Exercise requirements:
Make an exact copy of all the entries, but do not reproduce the pictures.

Recorded data

+ + +

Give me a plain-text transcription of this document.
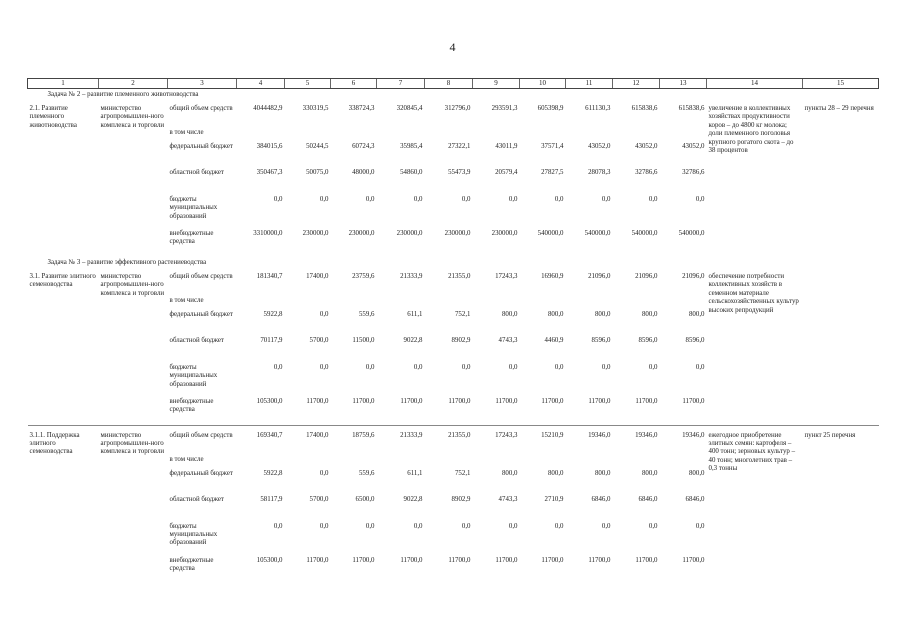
4
1	2	3	4	5	6	7	8	9	10	11	12	13	14	15
Задача № 2 – развитие племенного животноводства														
2.1. Развитие племенного животноводства	министерство агропромышлен-ного комплекса и торговли	общий объем средств	4044482,9	330319,5	338724,3	320845,4	312796,0	293591,3	605398,9	611130,3	615838,6	615838,6	увеличение в коллективных хозяйствах продуктивности коров – до 4800 кг молока; доли племенного поголовья крупного рогатого скота – до 38 процентов	пункты 28 – 29 перечня
		в том числе												
		федеральный бюджет	384015,6	50244,5	60724,3	35985,4	27322,1	43011,9	37571,4	43052,0	43052,0	43052,0		
		областной бюджет	350467,3	50075,0	48000,0	54860,0	55473,9	20579,4	27827,5	28078,3	32786,6	32786,6		
		бюджеты муниципальных образований	0,0	0,0	0,0	0,0	0,0	0,0	0,0	0,0	0,0	0,0		
		внебюджетные средства	3310000,0	230000,0	230000,0	230000,0	230000,0	230000,0	540000,0	540000,0	540000,0	540000,0		
Задача № 3 – развитие эффективного растениеводства														
3.1. Развитие элитного семеноводства	министерство агропромышлен-ного комплекса и торговли	общий объем средств	181340,7	17400,0	23759,6	21333,9	21355,0	17243,3	16960,9	21096,0	21096,0	21096,0	обеспечение потребности коллективных хозяйств в семенном материале сельскохозяйственных культур высоких репродукций	
		в том числе												
		федеральный бюджет	5922,8	0,0	559,6	611,1	752,1	800,0	800,0	800,0	800,0	800,0		
		областной бюджет	70117,9	5700,0	11500,0	9022,8	8902,9	4743,3	4460,9	8596,0	8596,0	8596,0		
		бюджеты муниципальных образований	0,0	0,0	0,0	0,0	0,0	0,0	0,0	0,0	0,0	0,0		
		внебюджетные средства	105300,0	11700,0	11700,0	11700,0	11700,0	11700,0	11700,0	11700,0	11700,0	11700,0		

3.1.1. Поддержка элитного семеноводства	министерство агропромышлен-ного комплекса и торговли	общий объем средств	169340,7	17400,0	18759,6	21333,9	21355,0	17243,3	15210,9	19346,0	19346,0	19346,0	ежегодное приобретение элитных семян: картофеля – 400 тонн; зерновых культур – 40 тонн; многолетних трав – 0,3 тонны	пункт 25 перечня
		в том числе												
		федеральный бюджет	5922,8	0,0	559,6	611,1	752,1	800,0	800,0	800,0	800,0	800,0		
		областной бюджет	58117,9	5700,0	6500,0	9022,8	8902,9	4743,3	2710,9	6846,0	6846,0	6846,0		
		бюджеты муниципальных образований	0,0	0,0	0,0	0,0	0,0	0,0	0,0	0,0	0,0	0,0		
		внебюджетные средства	105300,0	11700,0	11700,0	11700,0	11700,0	11700,0	11700,0	11700,0	11700,0	11700,0		
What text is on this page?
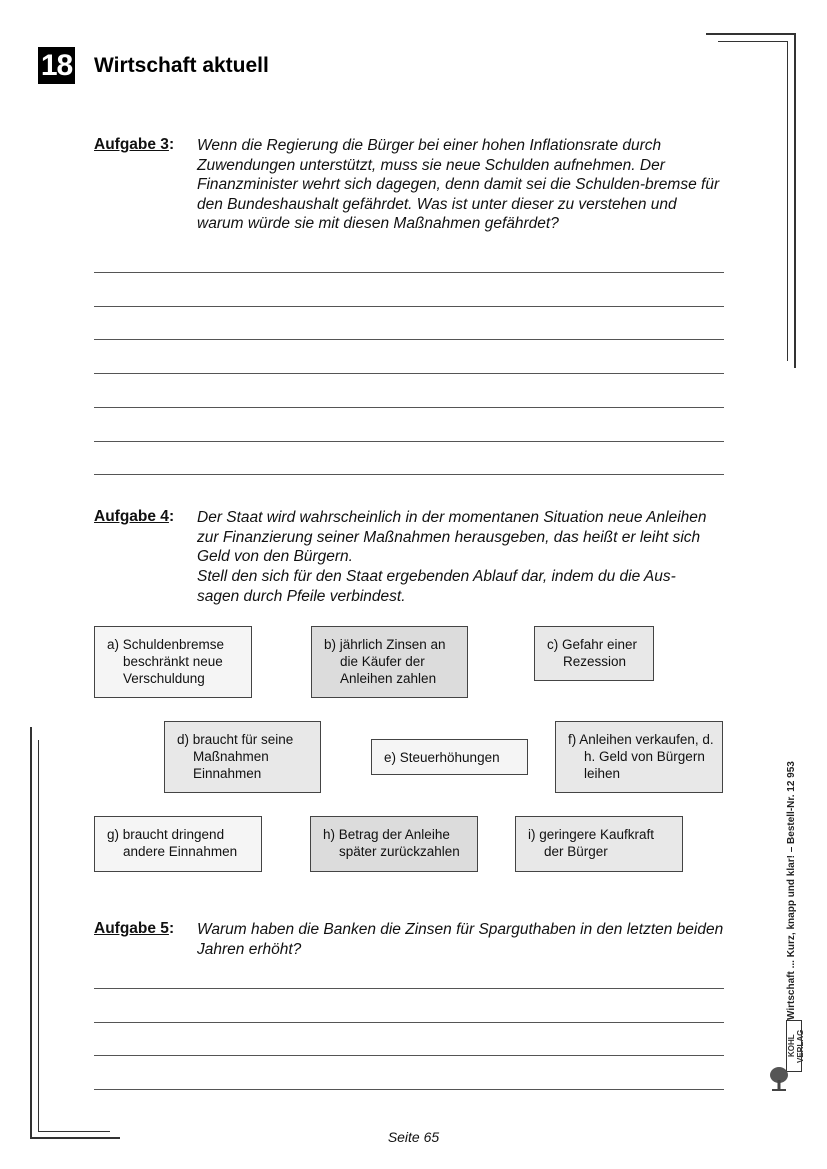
18 Wirtschaft aktuell
Aufgabe 3: Wenn die Regierung die Bürger bei einer hohen Inflationsrate durch Zuwendungen unterstützt, muss sie neue Schulden aufnehmen. Der Finanzminister wehrt sich dagegen, denn damit sei die Schulden-bremse für den Bundeshaushalt gefährdet. Was ist unter dieser zu verstehen und warum würde sie mit diesen Maßnahmen gefährdet?
Aufgabe 4: Der Staat wird wahrscheinlich in der momentanen Situation neue Anleihen zur Finanzierung seiner Maßnahmen herausgeben, das heißt er leiht sich Geld von den Bürgern.
Stell den sich für den Staat ergebenden Ablauf dar, indem du die Aus-sagen durch Pfeile verbindest.
a) Schuldenbremse beschränkt neue Verschuldung
b) jährlich Zinsen an die Käufer der Anleihen zahlen
c) Gefahr einer Rezession
d) braucht für seine Maßnahmen Einnahmen
e) Steuerhöhungen
f) Anleihen verkaufen, d. h. Geld von Bürgern leihen
g) braucht dringend andere Einnahmen
h) Betrag der Anleihe später zurückzahlen
i) geringere Kaufkraft der Bürger
Aufgabe 5: Warum haben die Banken die Zinsen für Sparguthaben in den letzten beiden Jahren erhöht?	Wirtschaft ... Kurz, knapp und klar! – Bestell-Nr. 12 953
KOHL VERLAG
Seite 65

+ + +

Task result:
Give me a plain-text transcription of this document.
4
1	2	3	4	5	6	7	8	9	10	11	12	13	14	15
Задача № 2 – развитие племенного животноводства														
2.1. Развитие племенного животноводства	министерство агропромышлен-ного комплекса и торговли	общий объем средств	4044482,9	330319,5	338724,3	320845,4	312796,0	293591,3	605398,9	611130,3	615838,6	615838,6	увеличение в коллективных хозяйствах продуктивности коров – до 4800 кг молока; доли племенного поголовья крупного рогатого скота – до 38 процентов	пункты 28 – 29 перечня
		в том числе												
		федеральный бюджет	384015,6	50244,5	60724,3	35985,4	27322,1	43011,9	37571,4	43052,0	43052,0	43052,0		
		областной бюджет	350467,3	50075,0	48000,0	54860,0	55473,9	20579,4	27827,5	28078,3	32786,6	32786,6		
		бюджеты муниципальных образований	0,0	0,0	0,0	0,0	0,0	0,0	0,0	0,0	0,0	0,0		
		внебюджетные средства	3310000,0	230000,0	230000,0	230000,0	230000,0	230000,0	540000,0	540000,0	540000,0	540000,0		
Задача № 3 – развитие эффективного растениеводства														
3.1. Развитие элитного семеноводства	министерство агропромышлен-ного комплекса и торговли	общий объем средств	181340,7	17400,0	23759,6	21333,9	21355,0	17243,3	16960,9	21096,0	21096,0	21096,0	обеспечение потребности коллективных хозяйств в семенном материале сельскохозяйственных культур высоких репродукций	
		в том числе												
		федеральный бюджет	5922,8	0,0	559,6	611,1	752,1	800,0	800,0	800,0	800,0	800,0		
		областной бюджет	70117,9	5700,0	11500,0	9022,8	8902,9	4743,3	4460,9	8596,0	8596,0	8596,0		
		бюджеты муниципальных образований	0,0	0,0	0,0	0,0	0,0	0,0	0,0	0,0	0,0	0,0		
		внебюджетные средства	105300,0	11700,0	11700,0	11700,0	11700,0	11700,0	11700,0	11700,0	11700,0	11700,0		

3.1.1. Поддержка элитного семеноводства	министерство агропромышлен-ного комплекса и торговли	общий объем средств	169340,7	17400,0	18759,6	21333,9	21355,0	17243,3	15210,9	19346,0	19346,0	19346,0	ежегодное приобретение элитных семян: картофеля – 400 тонн; зерновых культур – 40 тонн; многолетних трав – 0,3 тонны	пункт 25 перечня
		в том числе												
		федеральный бюджет	5922,8	0,0	559,6	611,1	752,1	800,0	800,0	800,0	800,0	800,0		
		областной бюджет	58117,9	5700,0	6500,0	9022,8	8902,9	4743,3	2710,9	6846,0	6846,0	6846,0		
		бюджеты муниципальных образований	0,0	0,0	0,0	0,0	0,0	0,0	0,0	0,0	0,0	0,0		
		внебюджетные средства	105300,0	11700,0	11700,0	11700,0	11700,0	11700,0	11700,0	11700,0	11700,0	11700,0		
What text is on this page?
18 Wirtschaft aktuell
Aufgabe 3: Wenn die Regierung die Bürger bei einer hohen Inflationsrate durch Zuwendungen unterstützt, muss sie neue Schulden aufnehmen. Der Finanzminister wehrt sich dagegen, denn damit sei die Schulden-bremse für den Bundeshaushalt gefährdet. Was ist unter dieser zu verstehen und warum würde sie mit diesen Maßnahmen gefährdet?
Aufgabe 4: Der Staat wird wahrscheinlich in der momentanen Situation neue Anleihen zur Finanzierung seiner Maßnahmen herausgeben, das heißt er leiht sich Geld von den Bürgern.
Stell den sich für den Staat ergebenden Ablauf dar, indem du die Aus-sagen durch Pfeile verbindest.
a) Schuldenbremse beschränkt neue Verschuldung
b) jährlich Zinsen an die Käufer der Anleihen zahlen
c) Gefahr einer Rezession
d) braucht für seine Maßnahmen Einnahmen
e) Steuerhöhungen
f) Anleihen verkaufen, d. h. Geld von Bürgern leihen
g) braucht dringend andere Einnahmen
h) Betrag der Anleihe später zurückzahlen
i) geringere Kaufkraft der Bürger
Aufgabe 5: Warum haben die Banken die Zinsen für Sparguthaben in den letzten beiden Jahren erhöht?	Wirtschaft ... Kurz, knapp und klar! – Bestell-Nr. 12 953
KOHL VERLAG
Seite 65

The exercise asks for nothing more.